** start of MATERIAL SHOWN **
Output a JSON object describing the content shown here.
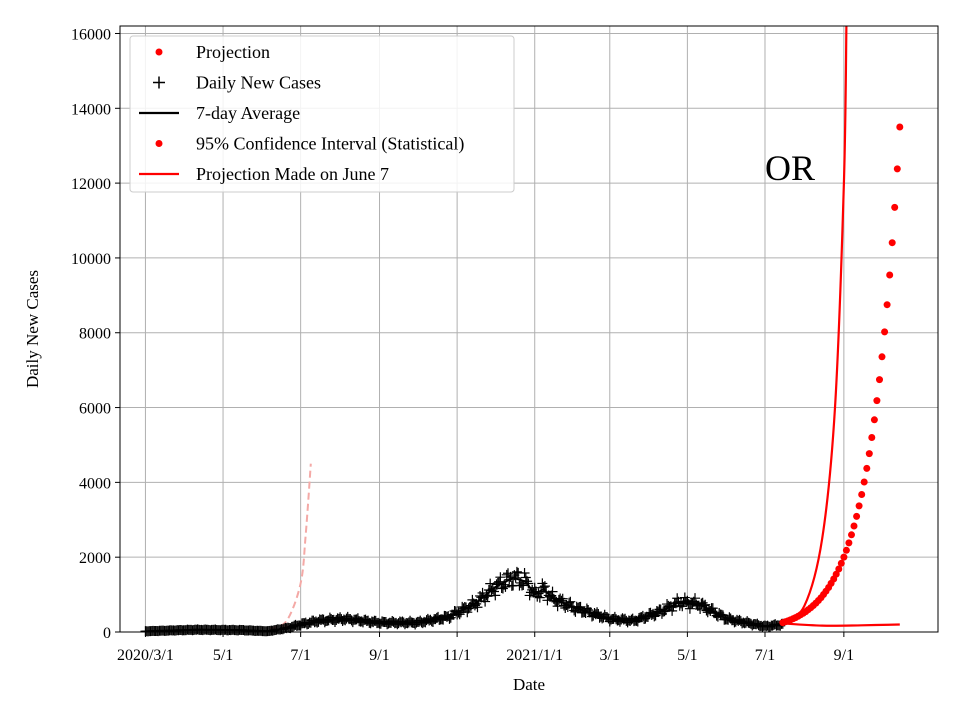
{
  "chart_data": {
    "type": "line",
    "xlabel": "Date",
    "ylabel": "Daily New Cases",
    "xlim": [
      "2020-02-10",
      "2021-11-14"
    ],
    "ylim": [
      0,
      16200
    ],
    "x_ticks": [
      {
        "date": "2020-03-01",
        "label": "2020/3/1"
      },
      {
        "date": "2020-05-01",
        "label": "5/1"
      },
      {
        "date": "2020-07-01",
        "label": "7/1"
      },
      {
        "date": "2020-09-01",
        "label": "9/1"
      },
      {
        "date": "2020-11-01",
        "label": "11/1"
      },
      {
        "date": "2021-01-01",
        "label": "2021/1/1"
      },
      {
        "date": "2021-03-01",
        "label": "3/1"
      },
      {
        "date": "2021-05-01",
        "label": "5/1"
      },
      {
        "date": "2021-07-01",
        "label": "7/1"
      },
      {
        "date": "2021-09-01",
        "label": "9/1"
      }
    ],
    "y_ticks": [
      0,
      2000,
      4000,
      6000,
      8000,
      10000,
      12000,
      14000,
      16000
    ],
    "grid": true,
    "legend_position": "top-left",
    "legend": [
      {
        "label": "Projection",
        "marker": "dot",
        "color": "#ff0000"
      },
      {
        "label": "Daily New Cases",
        "marker": "plus",
        "color": "#000000"
      },
      {
        "label": "7-day Average",
        "marker": "line",
        "color": "#000000"
      },
      {
        "label": "95% Confidence Interval (Statistical)",
        "marker": "dot",
        "color": "#ff0000"
      },
      {
        "label": "Projection Made on June 7",
        "marker": "line",
        "color": "#ff0000"
      }
    ],
    "annotation": {
      "text": "OR",
      "date": "2021-07-01",
      "y": 12400
    },
    "daily_cases_anchors": [
      [
        "2020-03-01",
        20
      ],
      [
        "2020-04-10",
        60
      ],
      [
        "2020-05-15",
        50
      ],
      [
        "2020-06-05",
        20
      ],
      [
        "2020-06-20",
        100
      ],
      [
        "2020-07-01",
        200
      ],
      [
        "2020-07-15",
        300
      ],
      [
        "2020-08-05",
        350
      ],
      [
        "2020-09-01",
        250
      ],
      [
        "2020-10-01",
        250
      ],
      [
        "2020-10-25",
        400
      ],
      [
        "2020-11-15",
        750
      ],
      [
        "2020-12-01",
        1200
      ],
      [
        "2020-12-15",
        1450
      ],
      [
        "2020-12-25",
        1350
      ],
      [
        "2021-01-01",
        1000
      ],
      [
        "2021-01-08",
        1150
      ],
      [
        "2021-01-15",
        900
      ],
      [
        "2021-02-01",
        650
      ],
      [
        "2021-03-01",
        350
      ],
      [
        "2021-03-20",
        300
      ],
      [
        "2021-04-10",
        550
      ],
      [
        "2021-04-25",
        800
      ],
      [
        "2021-05-10",
        750
      ],
      [
        "2021-06-01",
        350
      ],
      [
        "2021-07-01",
        150
      ],
      [
        "2021-07-15",
        200
      ]
    ],
    "projection_dots": {
      "start": "2021-07-15",
      "end": "2021-10-15",
      "step_days": 2,
      "y_start": 250,
      "y_end": 13500
    },
    "projection_lines": [
      {
        "name": "upper",
        "points": [
          [
            "2021-07-15",
            250
          ],
          [
            "2021-08-01",
            700
          ],
          [
            "2021-08-15",
            2500
          ],
          [
            "2021-08-25",
            6000
          ],
          [
            "2021-09-01",
            12000
          ],
          [
            "2021-09-03",
            16200
          ]
        ]
      },
      {
        "name": "lower",
        "points": [
          [
            "2021-07-15",
            230
          ],
          [
            "2021-08-15",
            170
          ],
          [
            "2021-09-15",
            180
          ],
          [
            "2021-10-15",
            200
          ]
        ]
      }
    ],
    "earlier_projection": {
      "color": "#f4a9a6",
      "upper": [
        [
          "2020-06-07",
          100
        ],
        [
          "2020-06-20",
          300
        ],
        [
          "2020-07-01",
          1300
        ],
        [
          "2020-07-05",
          2600
        ],
        [
          "2020-07-09",
          4500
        ]
      ],
      "lower": [
        [
          "2020-06-07",
          100
        ],
        [
          "2020-06-20",
          150
        ],
        [
          "2020-07-09",
          250
        ]
      ]
    }
  }
}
** end of MATERIAL SHOWN **
**THE TASK**
Copy each line exactly, and leave the pictures out of your copy.

**EXERCISE SOLUTION**
Output a JSON object describing the content shown here.
{
  "chart_data": {
    "type": "line",
    "xlabel": "Date",
    "ylabel": "Daily New Cases",
    "xlim": [
      "2020-02-10",
      "2021-11-14"
    ],
    "ylim": [
      0,
      16200
    ],
    "x_ticks": [
      {
        "date": "2020-03-01",
        "label": "2020/3/1"
      },
      {
        "date": "2020-05-01",
        "label": "5/1"
      },
      {
        "date": "2020-07-01",
        "label": "7/1"
      },
      {
        "date": "2020-09-01",
        "label": "9/1"
      },
      {
        "date": "2020-11-01",
        "label": "11/1"
      },
      {
        "date": "2021-01-01",
        "label": "2021/1/1"
      },
      {
        "date": "2021-03-01",
        "label": "3/1"
      },
      {
        "date": "2021-05-01",
        "label": "5/1"
      },
      {
        "date": "2021-07-01",
        "label": "7/1"
      },
      {
        "date": "2021-09-01",
        "label": "9/1"
      }
    ],
    "y_ticks": [
      0,
      2000,
      4000,
      6000,
      8000,
      10000,
      12000,
      14000,
      16000
    ],
    "grid": true,
    "legend_position": "top-left",
    "legend": [
      {
        "label": "Projection",
        "marker": "dot",
        "color": "#ff0000"
      },
      {
        "label": "Daily New Cases",
        "marker": "plus",
        "color": "#000000"
      },
      {
        "label": "7-day Average",
        "marker": "line",
        "color": "#000000"
      },
      {
        "label": "95% Confidence Interval (Statistical)",
        "marker": "dot",
        "color": "#ff0000"
      },
      {
        "label": "Projection Made on June 7",
        "marker": "line",
        "color": "#ff0000"
      }
    ],
    "annotation": {
      "text": "OR",
      "date": "2021-07-01",
      "y": 12400
    },
    "daily_cases_anchors": [
      [
        "2020-03-01",
        20
      ],
      [
        "2020-04-10",
        60
      ],
      [
        "2020-05-15",
        50
      ],
      [
        "2020-06-05",
        20
      ],
      [
        "2020-06-20",
        100
      ],
      [
        "2020-07-01",
        200
      ],
      [
        "2020-07-15",
        300
      ],
      [
        "2020-08-05",
        350
      ],
      [
        "2020-09-01",
        250
      ],
      [
        "2020-10-01",
        250
      ],
      [
        "2020-10-25",
        400
      ],
      [
        "2020-11-15",
        750
      ],
      [
        "2020-12-01",
        1200
      ],
      [
        "2020-12-15",
        1450
      ],
      [
        "2020-12-25",
        1350
      ],
      [
        "2021-01-01",
        1000
      ],
      [
        "2021-01-08",
        1150
      ],
      [
        "2021-01-15",
        900
      ],
      [
        "2021-02-01",
        650
      ],
      [
        "2021-03-01",
        350
      ],
      [
        "2021-03-20",
        300
      ],
      [
        "2021-04-10",
        550
      ],
      [
        "2021-04-25",
        800
      ],
      [
        "2021-05-10",
        750
      ],
      [
        "2021-06-01",
        350
      ],
      [
        "2021-07-01",
        150
      ],
      [
        "2021-07-15",
        200
      ]
    ],
    "projection_dots": {
      "start": "2021-07-15",
      "end": "2021-10-15",
      "step_days": 2,
      "y_start": 250,
      "y_end": 13500
    },
    "projection_lines": [
      {
        "name": "upper",
        "points": [
          [
            "2021-07-15",
            250
          ],
          [
            "2021-08-01",
            700
          ],
          [
            "2021-08-15",
            2500
          ],
          [
            "2021-08-25",
            6000
          ],
          [
            "2021-09-01",
            12000
          ],
          [
            "2021-09-03",
            16200
          ]
        ]
      },
      {
        "name": "lower",
        "points": [
          [
            "2021-07-15",
            230
          ],
          [
            "2021-08-15",
            170
          ],
          [
            "2021-09-15",
            180
          ],
          [
            "2021-10-15",
            200
          ]
        ]
      }
    ],
    "earlier_projection": {
      "color": "#f4a9a6",
      "upper": [
        [
          "2020-06-07",
          100
        ],
        [
          "2020-06-20",
          300
        ],
        [
          "2020-07-01",
          1300
        ],
        [
          "2020-07-05",
          2600
        ],
        [
          "2020-07-09",
          4500
        ]
      ],
      "lower": [
        [
          "2020-06-07",
          100
        ],
        [
          "2020-06-20",
          150
        ],
        [
          "2020-07-09",
          250
        ]
      ]
    }
  }
}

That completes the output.